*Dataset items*
+++

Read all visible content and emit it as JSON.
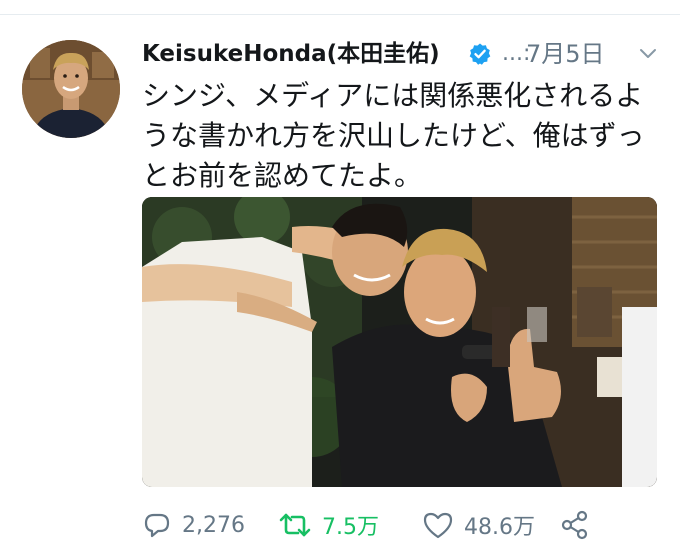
{
  "tweet": {
    "author_name": "KeisukeHonda(本田圭佑)",
    "handle_ellipsis": "...:",
    "timestamp": "7月5日",
    "text_lines": [
      "シンジ、メディアには関係悪化されるよ",
      "うな書かれ方を沢山したけど、俺はずっ",
      "とお前を認めてたよ。"
    ]
  },
  "actions": {
    "reply_count": "2,276",
    "retweet_count": "7.5万",
    "like_count": "48.6万"
  },
  "colors": {
    "verified": "#1da1f2",
    "retweet_active": "#17bf63",
    "secondary_text": "#657786"
  },
  "icons": [
    "chevron-down-icon",
    "verified-icon",
    "reply-icon",
    "retweet-icon",
    "like-icon",
    "share-icon"
  ]
}
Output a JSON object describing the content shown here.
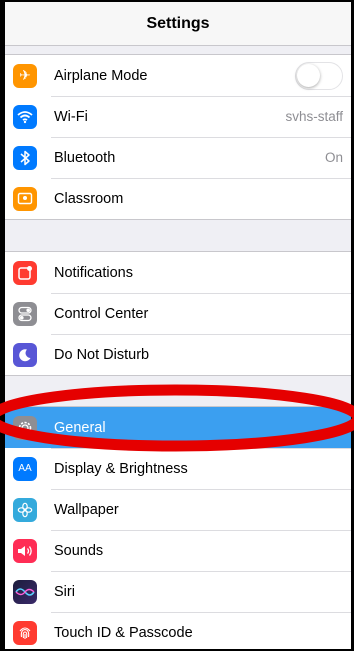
{
  "header": {
    "title": "Settings"
  },
  "groups": [
    {
      "items": [
        {
          "label": "Airplane Mode",
          "icon": "airplane-icon",
          "color": "#ff9500",
          "control": "toggle",
          "toggle_on": false
        },
        {
          "label": "Wi-Fi",
          "icon": "wifi-icon",
          "color": "#007aff",
          "value": "svhs-staff"
        },
        {
          "label": "Bluetooth",
          "icon": "bluetooth-icon",
          "color": "#007aff",
          "value": "On"
        },
        {
          "label": "Classroom",
          "icon": "classroom-icon",
          "color": "#ff9500"
        }
      ]
    },
    {
      "items": [
        {
          "label": "Notifications",
          "icon": "notifications-icon",
          "color": "#ff3b30"
        },
        {
          "label": "Control Center",
          "icon": "control-center-icon",
          "color": "#8e8e93"
        },
        {
          "label": "Do Not Disturb",
          "icon": "moon-icon",
          "color": "#5856d6"
        }
      ]
    },
    {
      "items": [
        {
          "label": "General",
          "icon": "gear-icon",
          "color": "#8e8e93",
          "selected": true
        },
        {
          "label": "Display & Brightness",
          "icon": "display-brightness-icon",
          "color": "#007aff"
        },
        {
          "label": "Wallpaper",
          "icon": "wallpaper-icon",
          "color": "#34aadc"
        },
        {
          "label": "Sounds",
          "icon": "speaker-icon",
          "color": "#ff2d55"
        },
        {
          "label": "Siri",
          "icon": "siri-icon",
          "color": "#222222"
        },
        {
          "label": "Touch ID & Passcode",
          "icon": "fingerprint-icon",
          "color": "#ff3b30"
        }
      ]
    }
  ],
  "colors": {
    "selection": "#3b9ff0",
    "annotation": "#e50000"
  }
}
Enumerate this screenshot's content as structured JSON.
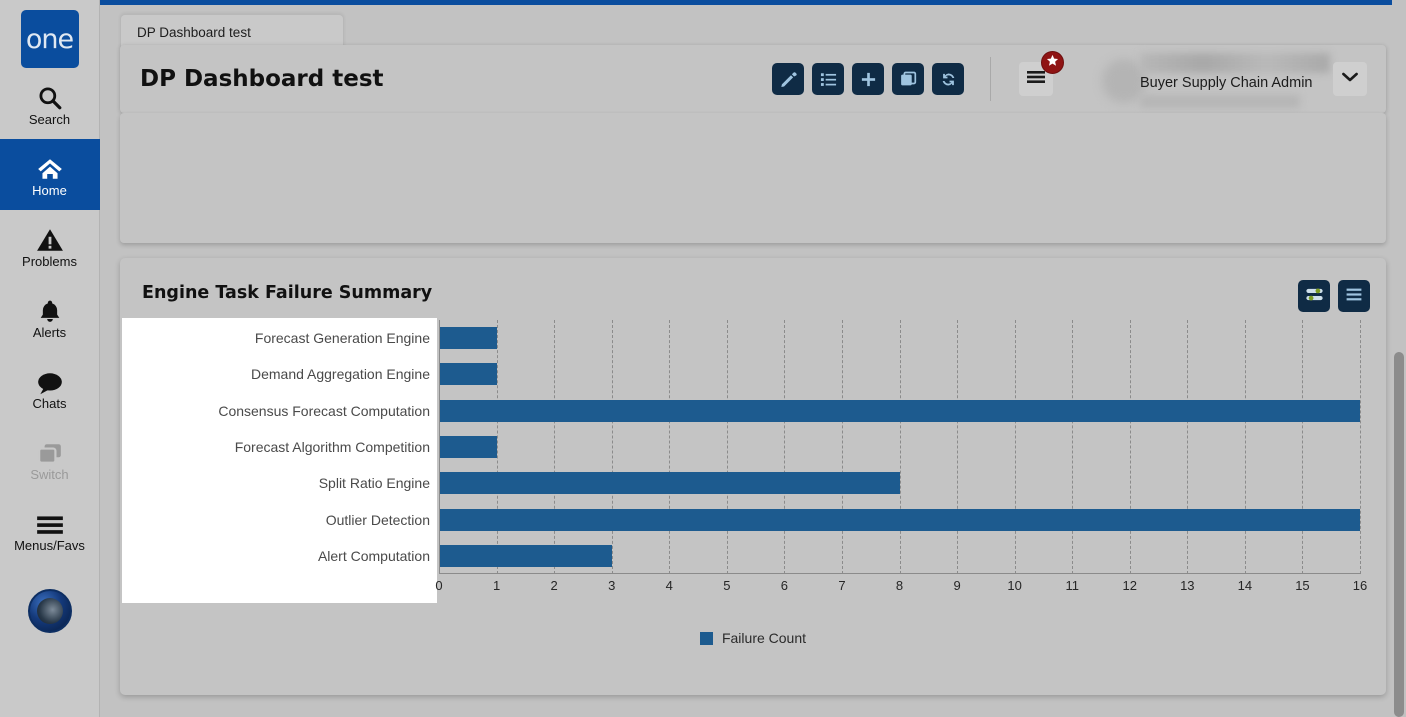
{
  "sidebar": {
    "logo_label": "one",
    "items": [
      {
        "label": "Search",
        "icon": "search-icon",
        "state": "normal"
      },
      {
        "label": "Home",
        "icon": "home-icon",
        "state": "active"
      },
      {
        "label": "Problems",
        "icon": "warning-triangle-icon",
        "state": "normal"
      },
      {
        "label": "Alerts",
        "icon": "bell-icon",
        "state": "normal"
      },
      {
        "label": "Chats",
        "icon": "chat-bubble-icon",
        "state": "normal"
      },
      {
        "label": "Switch",
        "icon": "switch-windows-icon",
        "state": "disabled"
      },
      {
        "label": "Menus/Favs",
        "icon": "hamburger-icon",
        "state": "normal"
      }
    ]
  },
  "tab": {
    "label": "DP Dashboard test"
  },
  "header": {
    "title": "DP Dashboard test",
    "toolbar": [
      {
        "name": "edit-button",
        "icon": "pencil-icon"
      },
      {
        "name": "list-button",
        "icon": "list-icon"
      },
      {
        "name": "add-button",
        "icon": "plus-icon"
      },
      {
        "name": "copy-button",
        "icon": "copy-icon"
      },
      {
        "name": "refresh-button",
        "icon": "refresh-icon"
      }
    ],
    "menu_icon": "hamburger-icon",
    "badge_icon": "star-icon",
    "user_role": "Buyer Supply Chain Admin",
    "chevron_icon": "chevron-down-icon"
  },
  "chart_panel": {
    "title": "Engine Task Failure Summary",
    "actions": [
      {
        "name": "filter-settings-button",
        "icon": "sliders-icon"
      },
      {
        "name": "panel-menu-button",
        "icon": "hamburger-icon"
      }
    ]
  },
  "colors": {
    "bar": "#1d5b8f",
    "accent_blue": "#0a4d9e",
    "toolbar_dark": "#0f2b45",
    "badge_red": "#8f1414",
    "panel_bg": "#c4c4c4"
  },
  "chart_data": {
    "type": "bar",
    "orientation": "horizontal",
    "title": "Engine Task Failure Summary",
    "categories": [
      "Forecast Generation Engine",
      "Demand Aggregation Engine",
      "Consensus Forecast Computation",
      "Forecast Algorithm Competition",
      "Split Ratio Engine",
      "Outlier Detection",
      "Alert Computation"
    ],
    "series": [
      {
        "name": "Failure Count",
        "values": [
          1,
          1,
          16,
          1,
          8,
          16,
          3
        ],
        "color": "#1d5b8f"
      }
    ],
    "xlabel": "",
    "ylabel": "",
    "xlim": [
      0,
      16
    ],
    "xticks": [
      0,
      1,
      2,
      3,
      4,
      5,
      6,
      7,
      8,
      9,
      10,
      11,
      12,
      13,
      14,
      15,
      16
    ],
    "grid": true,
    "grid_style": "dashed-vertical",
    "legend": {
      "position": "bottom",
      "entries": [
        "Failure Count"
      ]
    }
  }
}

+++

*Stated problem*
Give back only a number, the number of lines where the string "Dashboard" occurs.

*Result of the task*
2